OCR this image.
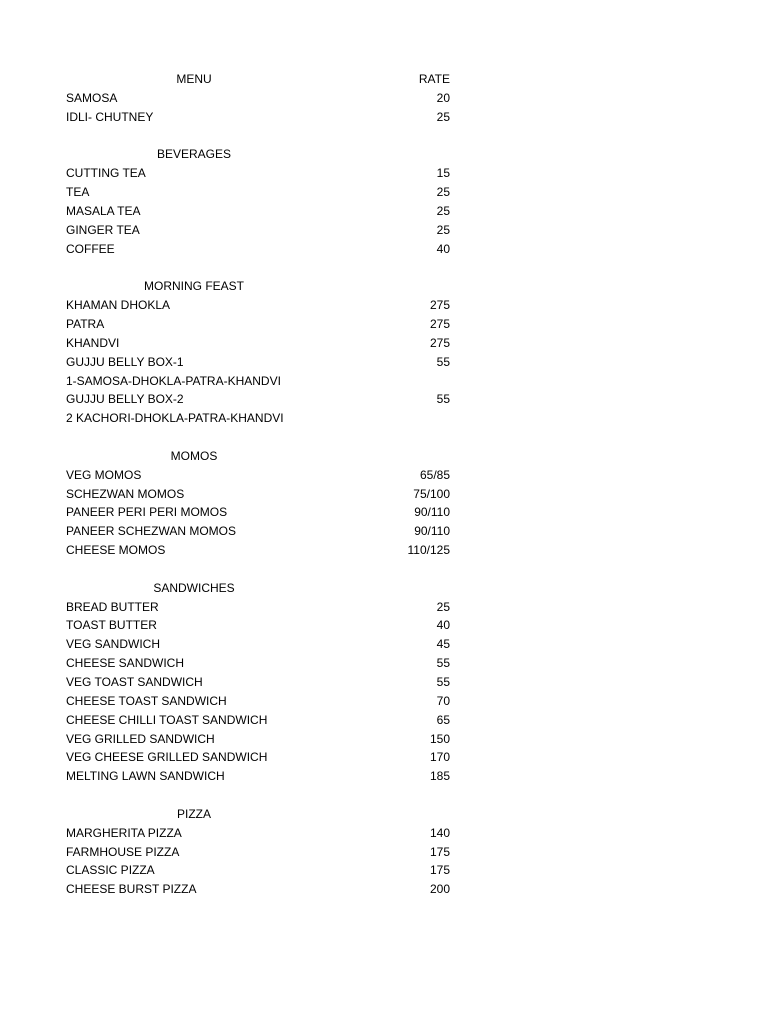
MENU	RATE
SAMOSA	20
IDLI- CHUTNEY	25
BEVERAGES
CUTTING TEA	15
TEA	25
MASALA TEA	25
GINGER TEA	25
COFFEE	40
MORNING FEAST
KHAMAN DHOKLA	275
PATRA	275
KHANDVI	275
GUJJU BELLY BOX-1	55
1-SAMOSA-DHOKLA-PATRA-KHANDVI
GUJJU BELLY BOX-2	55
2 KACHORI-DHOKLA-PATRA-KHANDVI
MOMOS
VEG MOMOS	65/85
SCHEZWAN MOMOS	75/100
PANEER PERI PERI MOMOS	90/110
PANEER SCHEZWAN MOMOS	90/110
CHEESE MOMOS	110/125
SANDWICHES
BREAD BUTTER	25
TOAST BUTTER	40
VEG SANDWICH	45
CHEESE SANDWICH	55
VEG TOAST SANDWICH	55
CHEESE TOAST SANDWICH	70
CHEESE CHILLI TOAST SANDWICH	65
VEG GRILLED SANDWICH	150
VEG CHEESE GRILLED SANDWICH	170
MELTING LAWN SANDWICH	185
PIZZA
MARGHERITA PIZZA	140
FARMHOUSE PIZZA	175
CLASSIC PIZZA	175
CHEESE BURST PIZZA	200
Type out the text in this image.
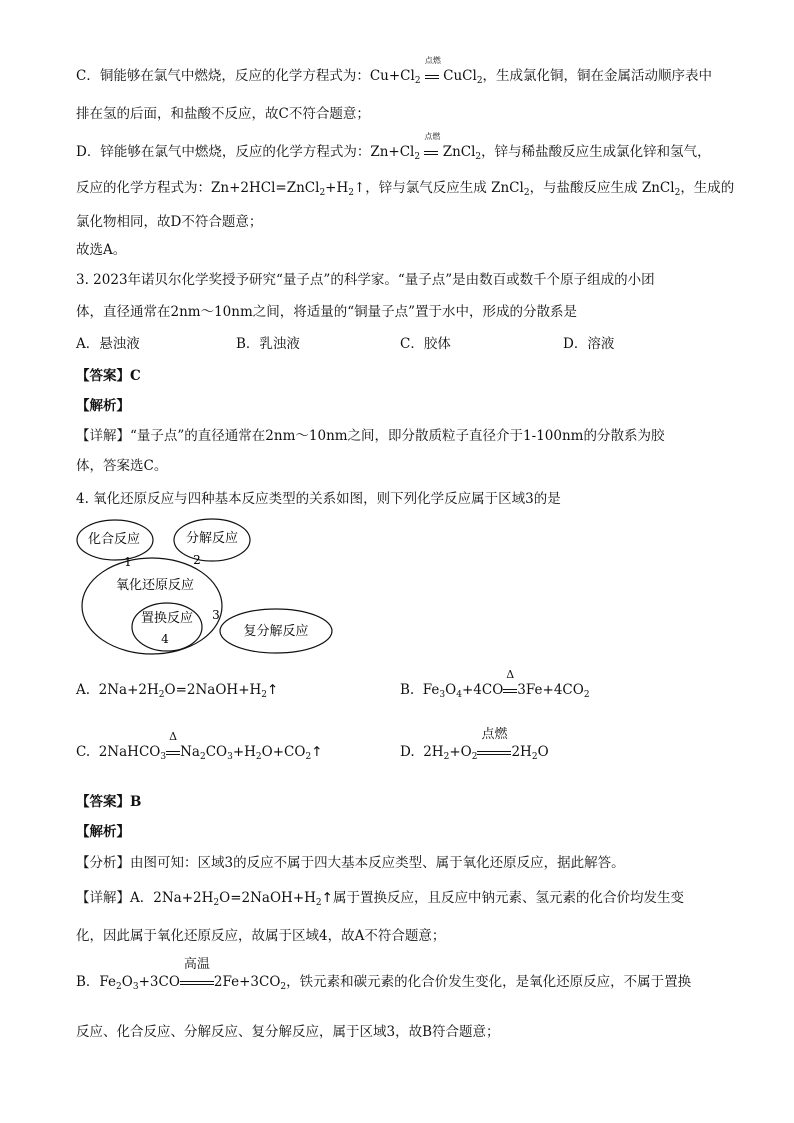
C．铜能够在氯气中燃烧，反应的化学方程式为：$Cu+Cl_2$
点燃
CuCl$_2$，生成氯化铜，铜在金属活动顺序表中
排在氢的后面，和盐酸不反应，故C不符合题意；
D．锌能够在氯气中燃烧，反应的化学方程式为：$Zn+Cl_2$
点燃
ZnCl$_2$，锌与稀盐酸反应生成氯化锌和氢气，
反应的化学方程式为：$Zn+2HCl=ZnCl_2+H_2↑$，锌与氯气反应生成 ZnCl$_2$，与盐酸反应生成 ZnCl$_2$，生成的
氯化物相同，故D不符合题意；
故选A。
3. 2023年诺贝尔化学奖授予研究“量子点”的科学家。“量子点”是由数百或数千个原子组成的小团
体，直径通常在2nm～10nm之间，将适量的“铜量子点”置于水中，形成的分散系是
A．悬浊液	B．乳浊液	C．胶体	D．溶液
【答案】C
【解析】
【详解】“量子点”的直径通常在2nm～10nm之间，即分散质粒子直径介于1-100nm的分散系为胶
体，答案选C。
4. 氧化还原反应与四种基本反应类型的关系如图，则下列化学反应属于区域3的是
化合反应	分解反应
1	2
氧化还原反应
置换反应
4
3
复分解反应
A.  $2Na+2H_2O=2NaOH+H_2↑$	B.  $Fe_3O_4+4CO$
Δ
$3Fe+4CO_2$
C.  2NaHCO$_3$
Δ
$Na_2CO_3+H_2O+CO_2↑$	D.  $2H_2+O_2$
点燃
$2H_2O$
【答案】B
【解析】
【分析】由图可知：区域3的反应不属于四大基本反应类型、属于氧化还原反应，据此解答。
【详解】A．$2Na+2H_2O=2NaOH+H_2↑$属于置换反应，且反应中钠元素、氢元素的化合价均发生变
化，因此属于氧化还原反应，故属于区域4，故A不符合题意；
B．$Fe_2O_3+3CO$
高温
$2Fe+3CO_2$，铁元素和碳元素的化合价发生变化，是氧化还原反应，不属于置换
反应、化合反应、分解反应、复分解反应，属于区域3，故B符合题意；
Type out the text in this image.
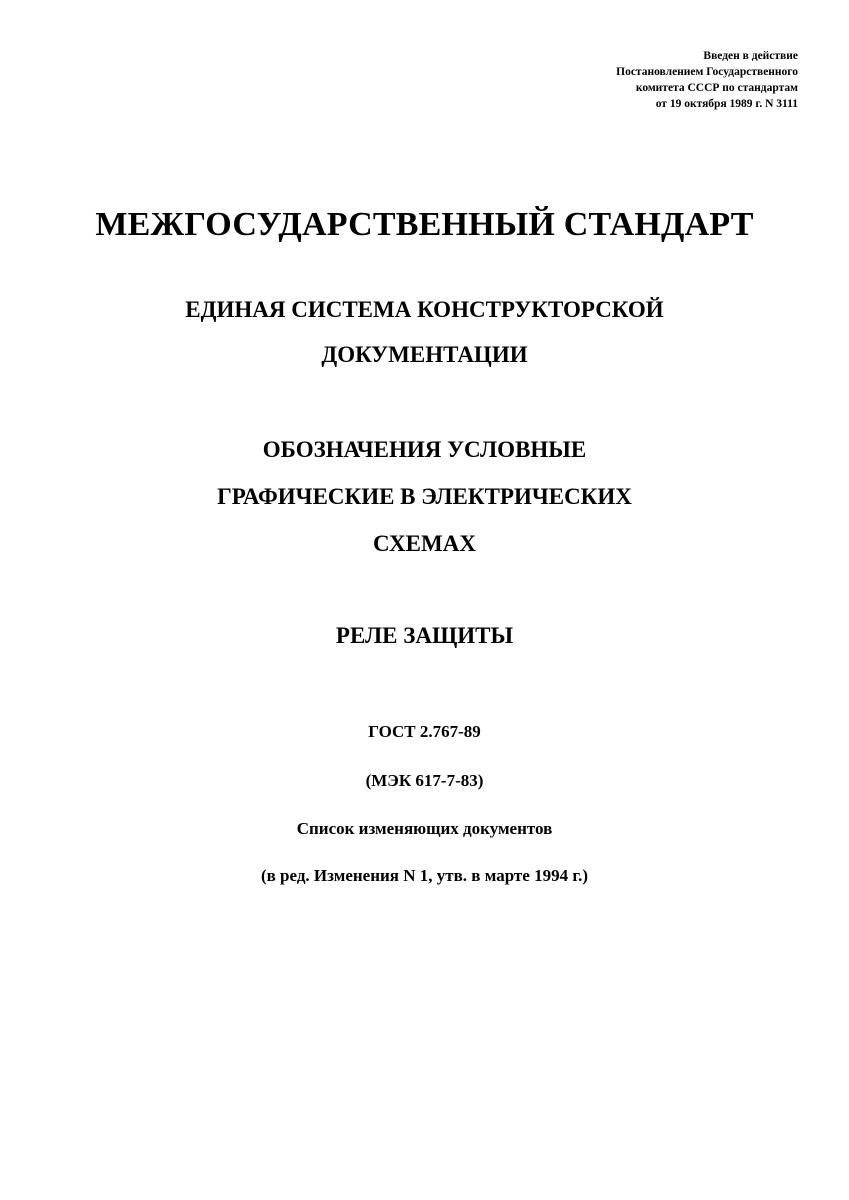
Введен в действие
Постановлением Государственного
комитета СССР по стандартам
от 19 октября 1989 г. N 3111
МЕЖГОСУДАРСТВЕННЫЙ СТАНДАРТ
ЕДИНАЯ СИСТЕМА КОНСТРУКТОРСКОЙ
ДОКУМЕНТАЦИИ
ОБОЗНАЧЕНИЯ УСЛОВНЫЕ
ГРАФИЧЕСКИЕ В ЭЛЕКТРИЧЕСКИХ
СХЕМАХ
РЕЛЕ ЗАЩИТЫ
ГОСТ 2.767-89
(МЭК 617-7-83)
Список изменяющих документов
(в ред. Изменения N 1, утв. в марте 1994 г.)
*****
Exercise description
Transcribe the records above exactly, leaving out every picture.

Expected answer
OCR this image.
MENU	RATE
SAMOSA	20
IDLI- CHUTNEY	25
BEVERAGES
CUTTING TEA	15
TEA	25
MASALA TEA	25
GINGER TEA	25
COFFEE	40
MORNING FEAST
KHAMAN DHOKLA	275
PATRA	275
KHANDVI	275
GUJJU BELLY BOX-1	55
1-SAMOSA-DHOKLA-PATRA-KHANDVI
GUJJU BELLY BOX-2	55
2 KACHORI-DHOKLA-PATRA-KHANDVI
MOMOS
VEG MOMOS	65/85
SCHEZWAN MOMOS	75/100
PANEER PERI PERI MOMOS	90/110
PANEER SCHEZWAN MOMOS	90/110
CHEESE MOMOS	110/125
SANDWICHES
BREAD BUTTER	25
TOAST BUTTER	40
VEG SANDWICH	45
CHEESE SANDWICH	55
VEG TOAST SANDWICH	55
CHEESE TOAST SANDWICH	70
CHEESE CHILLI TOAST SANDWICH	65
VEG GRILLED SANDWICH	150
VEG CHEESE GRILLED SANDWICH	170
MELTING LAWN SANDWICH	185
PIZZA
MARGHERITA PIZZA	140
FARMHOUSE PIZZA	175
CLASSIC PIZZA	175
CHEESE BURST PIZZA	200
Type out the text in this image.
C．铜能够在氯气中燃烧，反应的化学方程式为：$Cu+Cl_2$
点燃
CuCl$_2$，生成氯化铜，铜在金属活动顺序表中
排在氢的后面，和盐酸不反应，故C不符合题意；
D．锌能够在氯气中燃烧，反应的化学方程式为：$Zn+Cl_2$
点燃
ZnCl$_2$，锌与稀盐酸反应生成氯化锌和氢气，
反应的化学方程式为：$Zn+2HCl=ZnCl_2+H_2↑$，锌与氯气反应生成 ZnCl$_2$，与盐酸反应生成 ZnCl$_2$，生成的
氯化物相同，故D不符合题意；
故选A。
3. 2023年诺贝尔化学奖授予研究“量子点”的科学家。“量子点”是由数百或数千个原子组成的小团
体，直径通常在2nm～10nm之间，将适量的“铜量子点”置于水中，形成的分散系是
A．悬浊液	B．乳浊液	C．胶体	D．溶液
【答案】C
【解析】
【详解】“量子点”的直径通常在2nm～10nm之间，即分散质粒子直径介于1-100nm的分散系为胶
体，答案选C。
4. 氧化还原反应与四种基本反应类型的关系如图，则下列化学反应属于区域3的是
化合反应	分解反应
1	2
氧化还原反应
置换反应
4
3
复分解反应
A.  $2Na+2H_2O=2NaOH+H_2↑$	B.  $Fe_3O_4+4CO$
Δ
$3Fe+4CO_2$
C.  2NaHCO$_3$
Δ
$Na_2CO_3+H_2O+CO_2↑$	D.  $2H_2+O_2$
点燃
$2H_2O$
【答案】B
【解析】
【分析】由图可知：区域3的反应不属于四大基本反应类型、属于氧化还原反应，据此解答。
【详解】A．$2Na+2H_2O=2NaOH+H_2↑$属于置换反应，且反应中钠元素、氢元素的化合价均发生变
化，因此属于氧化还原反应，故属于区域4，故A不符合题意；
B．$Fe_2O_3+3CO$
高温
$2Fe+3CO_2$，铁元素和碳元素的化合价发生变化，是氧化还原反应，不属于置换
反应、化合反应、分解反应、复分解反应，属于区域3，故B符合题意；
Type out the text in this image.
Введен в действие
Постановлением Государственного
комитета СССР по стандартам
от 19 октября 1989 г. N 3111
МЕЖГОСУДАРСТВЕННЫЙ СТАНДАРТ
ЕДИНАЯ СИСТЕМА КОНСТРУКТОРСКОЙ
ДОКУМЕНТАЦИИ
ОБОЗНАЧЕНИЯ УСЛОВНЫЕ
ГРАФИЧЕСКИЕ В ЭЛЕКТРИЧЕСКИХ
СХЕМАХ
РЕЛЕ ЗАЩИТЫ
ГОСТ 2.767-89
(МЭК 617-7-83)
Список изменяющих документов
(в ред. Изменения N 1, утв. в марте 1994 г.)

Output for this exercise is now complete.